SUPPLIED MATERIAL:
□ □ □

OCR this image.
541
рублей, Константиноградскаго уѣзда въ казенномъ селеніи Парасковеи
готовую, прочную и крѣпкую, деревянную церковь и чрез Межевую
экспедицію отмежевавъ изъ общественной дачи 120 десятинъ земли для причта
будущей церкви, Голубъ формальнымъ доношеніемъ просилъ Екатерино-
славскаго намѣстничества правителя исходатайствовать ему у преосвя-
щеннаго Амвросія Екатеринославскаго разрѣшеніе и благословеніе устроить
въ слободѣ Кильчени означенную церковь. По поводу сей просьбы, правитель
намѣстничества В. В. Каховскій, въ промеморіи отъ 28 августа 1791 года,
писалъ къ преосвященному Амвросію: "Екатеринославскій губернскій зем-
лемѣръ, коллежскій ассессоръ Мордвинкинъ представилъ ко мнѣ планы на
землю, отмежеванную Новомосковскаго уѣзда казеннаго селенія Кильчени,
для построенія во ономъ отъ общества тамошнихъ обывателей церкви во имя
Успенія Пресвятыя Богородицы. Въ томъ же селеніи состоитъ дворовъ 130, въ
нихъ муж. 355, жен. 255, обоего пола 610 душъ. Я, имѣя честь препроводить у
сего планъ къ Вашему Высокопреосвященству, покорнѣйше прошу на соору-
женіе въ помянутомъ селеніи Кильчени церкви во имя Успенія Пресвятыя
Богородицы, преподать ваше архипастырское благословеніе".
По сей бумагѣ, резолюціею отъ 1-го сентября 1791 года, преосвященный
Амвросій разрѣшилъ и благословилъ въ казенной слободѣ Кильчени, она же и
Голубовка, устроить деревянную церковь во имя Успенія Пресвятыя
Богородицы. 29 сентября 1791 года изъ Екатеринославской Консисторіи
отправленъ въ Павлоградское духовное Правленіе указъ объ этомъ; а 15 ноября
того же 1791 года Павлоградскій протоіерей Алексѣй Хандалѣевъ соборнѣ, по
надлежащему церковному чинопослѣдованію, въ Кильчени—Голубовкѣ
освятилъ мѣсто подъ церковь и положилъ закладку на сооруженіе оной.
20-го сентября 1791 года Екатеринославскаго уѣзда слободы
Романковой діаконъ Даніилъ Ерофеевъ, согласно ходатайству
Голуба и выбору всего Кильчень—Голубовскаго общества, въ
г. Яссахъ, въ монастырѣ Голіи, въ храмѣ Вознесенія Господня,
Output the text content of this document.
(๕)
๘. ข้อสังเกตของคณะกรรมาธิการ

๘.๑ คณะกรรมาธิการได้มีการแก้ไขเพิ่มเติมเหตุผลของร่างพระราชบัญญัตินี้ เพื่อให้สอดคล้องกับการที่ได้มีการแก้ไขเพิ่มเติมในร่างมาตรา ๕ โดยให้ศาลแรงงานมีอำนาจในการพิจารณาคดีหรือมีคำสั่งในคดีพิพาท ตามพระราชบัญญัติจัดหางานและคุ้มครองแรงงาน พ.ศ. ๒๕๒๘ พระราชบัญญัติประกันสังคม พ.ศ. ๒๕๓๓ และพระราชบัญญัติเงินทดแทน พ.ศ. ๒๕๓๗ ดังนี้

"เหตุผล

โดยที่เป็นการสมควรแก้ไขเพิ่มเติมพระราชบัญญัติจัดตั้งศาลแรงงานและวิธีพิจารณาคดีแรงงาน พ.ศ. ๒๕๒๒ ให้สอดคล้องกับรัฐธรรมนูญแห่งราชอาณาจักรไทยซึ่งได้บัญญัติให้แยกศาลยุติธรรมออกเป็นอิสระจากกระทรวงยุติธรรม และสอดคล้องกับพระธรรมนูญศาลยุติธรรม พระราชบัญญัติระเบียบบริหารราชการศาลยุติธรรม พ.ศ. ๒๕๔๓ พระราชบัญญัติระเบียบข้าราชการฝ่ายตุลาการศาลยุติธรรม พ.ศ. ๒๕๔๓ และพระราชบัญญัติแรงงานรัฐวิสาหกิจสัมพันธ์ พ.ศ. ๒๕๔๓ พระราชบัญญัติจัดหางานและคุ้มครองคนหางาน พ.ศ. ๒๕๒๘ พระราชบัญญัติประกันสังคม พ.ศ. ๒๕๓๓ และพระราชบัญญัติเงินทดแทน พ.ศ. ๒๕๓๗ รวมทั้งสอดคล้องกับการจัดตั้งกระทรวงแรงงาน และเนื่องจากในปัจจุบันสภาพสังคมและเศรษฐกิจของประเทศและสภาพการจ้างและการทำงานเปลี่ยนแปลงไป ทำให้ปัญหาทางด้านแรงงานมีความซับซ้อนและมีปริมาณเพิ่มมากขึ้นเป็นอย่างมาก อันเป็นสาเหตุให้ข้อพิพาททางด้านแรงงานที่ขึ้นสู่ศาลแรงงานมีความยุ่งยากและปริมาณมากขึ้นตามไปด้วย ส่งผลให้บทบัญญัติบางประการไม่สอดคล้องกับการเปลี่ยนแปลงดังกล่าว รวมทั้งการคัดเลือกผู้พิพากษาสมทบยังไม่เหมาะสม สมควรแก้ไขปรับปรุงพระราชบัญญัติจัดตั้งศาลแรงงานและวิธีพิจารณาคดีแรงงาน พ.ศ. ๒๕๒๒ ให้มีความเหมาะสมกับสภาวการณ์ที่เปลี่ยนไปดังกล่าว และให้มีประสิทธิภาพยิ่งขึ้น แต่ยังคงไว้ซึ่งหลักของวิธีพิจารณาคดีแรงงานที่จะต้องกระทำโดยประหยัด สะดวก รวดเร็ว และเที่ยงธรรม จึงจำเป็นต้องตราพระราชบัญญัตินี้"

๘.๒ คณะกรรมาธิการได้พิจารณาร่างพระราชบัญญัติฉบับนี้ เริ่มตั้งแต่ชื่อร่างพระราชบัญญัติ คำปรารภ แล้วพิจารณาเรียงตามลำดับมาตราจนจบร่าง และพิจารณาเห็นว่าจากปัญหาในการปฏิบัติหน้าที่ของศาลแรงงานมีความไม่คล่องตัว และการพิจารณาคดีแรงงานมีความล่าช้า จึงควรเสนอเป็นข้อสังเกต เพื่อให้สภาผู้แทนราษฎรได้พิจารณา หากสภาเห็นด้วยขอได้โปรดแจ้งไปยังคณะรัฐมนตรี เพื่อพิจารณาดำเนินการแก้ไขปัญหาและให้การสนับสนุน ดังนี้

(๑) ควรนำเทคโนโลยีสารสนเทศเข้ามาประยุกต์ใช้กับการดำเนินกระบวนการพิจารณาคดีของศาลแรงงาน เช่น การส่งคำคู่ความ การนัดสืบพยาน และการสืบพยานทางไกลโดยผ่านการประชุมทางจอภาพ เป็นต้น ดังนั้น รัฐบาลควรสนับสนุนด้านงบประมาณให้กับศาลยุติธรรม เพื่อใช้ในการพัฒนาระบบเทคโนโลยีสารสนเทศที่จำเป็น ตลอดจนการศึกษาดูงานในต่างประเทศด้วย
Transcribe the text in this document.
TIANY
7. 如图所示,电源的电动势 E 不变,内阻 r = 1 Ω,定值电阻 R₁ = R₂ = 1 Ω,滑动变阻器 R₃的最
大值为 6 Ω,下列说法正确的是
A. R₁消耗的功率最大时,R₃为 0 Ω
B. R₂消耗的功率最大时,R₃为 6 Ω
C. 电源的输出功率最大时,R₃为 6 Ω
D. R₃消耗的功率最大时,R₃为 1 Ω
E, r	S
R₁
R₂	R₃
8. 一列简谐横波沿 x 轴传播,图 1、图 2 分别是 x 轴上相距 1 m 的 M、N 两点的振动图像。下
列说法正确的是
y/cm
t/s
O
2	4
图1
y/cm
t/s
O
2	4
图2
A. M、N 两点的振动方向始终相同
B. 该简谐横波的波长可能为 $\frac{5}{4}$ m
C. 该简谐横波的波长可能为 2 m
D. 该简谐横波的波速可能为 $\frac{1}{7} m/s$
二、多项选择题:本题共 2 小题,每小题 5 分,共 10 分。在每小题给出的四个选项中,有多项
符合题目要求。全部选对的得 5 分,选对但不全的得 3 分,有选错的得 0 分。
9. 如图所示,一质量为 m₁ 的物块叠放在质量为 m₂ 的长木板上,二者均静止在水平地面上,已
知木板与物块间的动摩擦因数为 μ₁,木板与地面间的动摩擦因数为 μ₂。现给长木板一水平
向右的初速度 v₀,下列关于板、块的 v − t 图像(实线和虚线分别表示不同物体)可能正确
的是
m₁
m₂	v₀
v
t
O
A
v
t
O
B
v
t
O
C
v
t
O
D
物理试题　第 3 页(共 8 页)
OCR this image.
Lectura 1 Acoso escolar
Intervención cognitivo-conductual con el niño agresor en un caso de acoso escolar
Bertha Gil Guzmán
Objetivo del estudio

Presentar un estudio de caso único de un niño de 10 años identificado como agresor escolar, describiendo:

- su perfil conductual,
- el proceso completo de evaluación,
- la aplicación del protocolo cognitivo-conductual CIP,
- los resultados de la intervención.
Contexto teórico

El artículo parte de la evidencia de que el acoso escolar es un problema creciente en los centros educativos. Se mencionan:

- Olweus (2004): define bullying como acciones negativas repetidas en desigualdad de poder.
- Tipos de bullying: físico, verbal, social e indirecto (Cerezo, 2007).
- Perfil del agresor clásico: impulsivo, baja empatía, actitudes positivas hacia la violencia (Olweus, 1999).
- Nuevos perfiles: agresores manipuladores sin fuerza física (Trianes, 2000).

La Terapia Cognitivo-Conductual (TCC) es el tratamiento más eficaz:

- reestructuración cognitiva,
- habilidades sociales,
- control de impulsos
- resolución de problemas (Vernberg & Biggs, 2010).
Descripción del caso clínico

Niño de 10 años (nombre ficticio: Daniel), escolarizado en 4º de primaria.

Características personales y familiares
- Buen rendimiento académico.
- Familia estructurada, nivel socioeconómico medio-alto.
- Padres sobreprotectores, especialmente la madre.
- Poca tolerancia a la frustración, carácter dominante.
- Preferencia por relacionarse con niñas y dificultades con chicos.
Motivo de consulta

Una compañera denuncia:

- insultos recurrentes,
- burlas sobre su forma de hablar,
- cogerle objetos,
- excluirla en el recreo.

□ □ □

EXERCISE GOAL:
How many lines in the records above contain the word "Богородицы"? Reply with the number alone.

ANSWER FOR THE TASK:
3